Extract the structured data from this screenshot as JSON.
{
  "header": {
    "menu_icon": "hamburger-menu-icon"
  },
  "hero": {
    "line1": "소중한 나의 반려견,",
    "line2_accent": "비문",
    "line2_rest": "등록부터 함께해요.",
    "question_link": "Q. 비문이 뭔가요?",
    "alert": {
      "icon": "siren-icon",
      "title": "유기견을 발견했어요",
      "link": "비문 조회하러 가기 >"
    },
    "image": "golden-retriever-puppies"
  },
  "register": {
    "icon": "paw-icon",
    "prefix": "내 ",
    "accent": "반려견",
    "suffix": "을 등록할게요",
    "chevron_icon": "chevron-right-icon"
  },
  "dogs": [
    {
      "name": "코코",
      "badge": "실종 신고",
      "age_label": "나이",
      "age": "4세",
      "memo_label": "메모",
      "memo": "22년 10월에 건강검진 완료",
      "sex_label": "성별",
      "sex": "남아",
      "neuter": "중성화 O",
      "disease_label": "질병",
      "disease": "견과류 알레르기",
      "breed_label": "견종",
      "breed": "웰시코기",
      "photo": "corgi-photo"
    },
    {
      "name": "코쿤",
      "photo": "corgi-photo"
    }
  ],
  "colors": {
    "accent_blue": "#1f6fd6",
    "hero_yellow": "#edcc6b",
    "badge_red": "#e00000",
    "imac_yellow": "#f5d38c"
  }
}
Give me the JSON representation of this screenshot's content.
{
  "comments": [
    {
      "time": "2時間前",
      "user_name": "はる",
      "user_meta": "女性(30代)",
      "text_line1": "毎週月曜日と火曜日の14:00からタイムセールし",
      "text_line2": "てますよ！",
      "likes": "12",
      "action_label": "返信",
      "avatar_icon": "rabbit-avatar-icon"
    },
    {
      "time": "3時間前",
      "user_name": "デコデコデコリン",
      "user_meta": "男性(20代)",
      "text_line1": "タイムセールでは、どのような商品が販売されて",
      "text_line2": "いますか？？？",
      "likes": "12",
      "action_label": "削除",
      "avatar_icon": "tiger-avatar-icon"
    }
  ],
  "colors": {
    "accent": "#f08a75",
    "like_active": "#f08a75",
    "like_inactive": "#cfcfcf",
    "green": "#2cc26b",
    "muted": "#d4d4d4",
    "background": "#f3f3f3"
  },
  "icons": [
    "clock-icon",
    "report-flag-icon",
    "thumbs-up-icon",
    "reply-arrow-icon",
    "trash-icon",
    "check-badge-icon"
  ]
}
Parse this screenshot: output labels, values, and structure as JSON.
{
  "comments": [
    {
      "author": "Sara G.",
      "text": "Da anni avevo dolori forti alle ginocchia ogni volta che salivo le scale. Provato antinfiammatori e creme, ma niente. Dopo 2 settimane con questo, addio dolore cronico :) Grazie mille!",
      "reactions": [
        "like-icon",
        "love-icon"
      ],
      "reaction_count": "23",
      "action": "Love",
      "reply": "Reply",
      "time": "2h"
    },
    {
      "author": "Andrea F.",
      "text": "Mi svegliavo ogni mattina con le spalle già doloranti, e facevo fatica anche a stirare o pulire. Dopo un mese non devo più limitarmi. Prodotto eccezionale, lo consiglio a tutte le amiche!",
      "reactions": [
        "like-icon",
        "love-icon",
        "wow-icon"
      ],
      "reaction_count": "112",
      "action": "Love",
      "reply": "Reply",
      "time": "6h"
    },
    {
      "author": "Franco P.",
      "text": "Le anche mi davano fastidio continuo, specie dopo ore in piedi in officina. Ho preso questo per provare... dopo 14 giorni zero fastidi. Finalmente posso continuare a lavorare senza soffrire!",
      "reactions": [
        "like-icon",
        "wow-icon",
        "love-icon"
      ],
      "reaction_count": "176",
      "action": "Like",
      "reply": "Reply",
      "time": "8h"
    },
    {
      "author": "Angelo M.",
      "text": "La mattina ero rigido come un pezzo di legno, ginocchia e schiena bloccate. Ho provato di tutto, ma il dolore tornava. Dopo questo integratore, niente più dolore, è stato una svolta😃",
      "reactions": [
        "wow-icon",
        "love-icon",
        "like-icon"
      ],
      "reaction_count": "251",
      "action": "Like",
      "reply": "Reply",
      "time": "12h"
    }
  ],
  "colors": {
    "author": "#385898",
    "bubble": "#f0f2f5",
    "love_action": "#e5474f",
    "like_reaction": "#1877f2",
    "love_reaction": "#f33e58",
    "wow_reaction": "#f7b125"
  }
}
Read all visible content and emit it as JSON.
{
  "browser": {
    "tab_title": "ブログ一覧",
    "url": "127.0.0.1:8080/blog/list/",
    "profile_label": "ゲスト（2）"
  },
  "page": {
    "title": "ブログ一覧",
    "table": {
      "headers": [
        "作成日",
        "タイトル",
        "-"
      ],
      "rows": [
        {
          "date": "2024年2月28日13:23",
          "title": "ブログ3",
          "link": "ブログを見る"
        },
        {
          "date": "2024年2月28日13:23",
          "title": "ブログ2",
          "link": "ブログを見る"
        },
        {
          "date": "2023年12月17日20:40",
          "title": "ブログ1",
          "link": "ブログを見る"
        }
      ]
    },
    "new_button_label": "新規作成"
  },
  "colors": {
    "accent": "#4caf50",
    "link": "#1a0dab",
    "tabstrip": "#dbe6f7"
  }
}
---+---
EXERCISE DESCRIPTION.
Using the listing, collect all lines in which the string "screenshot" is found.

FINISHED EXERCISE.
Extract the structured data from this screenshot as JSON.
Give me the JSON representation of this screenshot's content.
Parse this screenshot: output labels, values, and structure as JSON.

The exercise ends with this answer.